>> Begin Input

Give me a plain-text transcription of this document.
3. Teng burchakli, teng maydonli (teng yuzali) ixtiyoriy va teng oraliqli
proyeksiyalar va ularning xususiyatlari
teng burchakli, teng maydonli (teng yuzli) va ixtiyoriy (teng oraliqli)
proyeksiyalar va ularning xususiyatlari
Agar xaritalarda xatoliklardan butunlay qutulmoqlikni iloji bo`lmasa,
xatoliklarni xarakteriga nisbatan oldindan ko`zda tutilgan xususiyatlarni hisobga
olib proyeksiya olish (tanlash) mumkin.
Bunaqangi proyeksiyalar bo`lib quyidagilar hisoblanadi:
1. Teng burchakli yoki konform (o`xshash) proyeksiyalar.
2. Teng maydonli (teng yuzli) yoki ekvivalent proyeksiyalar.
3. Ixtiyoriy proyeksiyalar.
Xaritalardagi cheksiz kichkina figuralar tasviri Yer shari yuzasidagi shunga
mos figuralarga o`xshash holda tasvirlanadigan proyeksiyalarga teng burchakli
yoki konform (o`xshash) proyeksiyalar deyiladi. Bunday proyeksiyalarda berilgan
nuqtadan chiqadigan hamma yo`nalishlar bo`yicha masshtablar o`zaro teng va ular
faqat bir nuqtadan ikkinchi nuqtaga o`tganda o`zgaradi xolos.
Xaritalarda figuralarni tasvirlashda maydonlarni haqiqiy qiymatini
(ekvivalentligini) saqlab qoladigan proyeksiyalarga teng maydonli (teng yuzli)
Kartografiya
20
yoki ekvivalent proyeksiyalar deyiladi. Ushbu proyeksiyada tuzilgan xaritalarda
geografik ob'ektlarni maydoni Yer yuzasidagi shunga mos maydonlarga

>> End Input

== What the exercise asks ==
The listing above should be transcribed in full, exactly as written.

== Exercise solution ==
Give me a plain-text transcription of this document.
3. Teng burchakli, teng maydonli (teng yuzali) ixtiyoriy va teng oraliqli
proyeksiyalar va ularning xususiyatlari
teng burchakli, teng maydonli (teng yuzli) va ixtiyoriy (teng oraliqli)
proyeksiyalar va ularning xususiyatlari
Agar xaritalarda xatoliklardan butunlay qutulmoqlikni iloji bo`lmasa,
xatoliklarni xarakteriga nisbatan oldindan ko`zda tutilgan xususiyatlarni hisobga
olib proyeksiya olish (tanlash) mumkin.
Bunaqangi proyeksiyalar bo`lib quyidagilar hisoblanadi:
1. Teng burchakli yoki konform (o`xshash) proyeksiyalar.
2. Teng maydonli (teng yuzli) yoki ekvivalent proyeksiyalar.
3. Ixtiyoriy proyeksiyalar.
Xaritalardagi cheksiz kichkina figuralar tasviri Yer shari yuzasidagi shunga
mos figuralarga o`xshash holda tasvirlanadigan proyeksiyalarga teng burchakli
yoki konform (o`xshash) proyeksiyalar deyiladi. Bunday proyeksiyalarda berilgan
nuqtadan chiqadigan hamma yo`nalishlar bo`yicha masshtablar o`zaro teng va ular
faqat bir nuqtadan ikkinchi nuqtaga o`tganda o`zgaradi xolos.
Xaritalarda figuralarni tasvirlashda maydonlarni haqiqiy qiymatini
(ekvivalentligini) saqlab qoladigan proyeksiyalarga teng maydonli (teng yuzli)
Kartografiya
20
yoki ekvivalent proyeksiyalar deyiladi. Ushbu proyeksiyada tuzilgan xaritalarda
geografik ob'ektlarni maydoni Yer yuzasidagi shunga mos maydonlarga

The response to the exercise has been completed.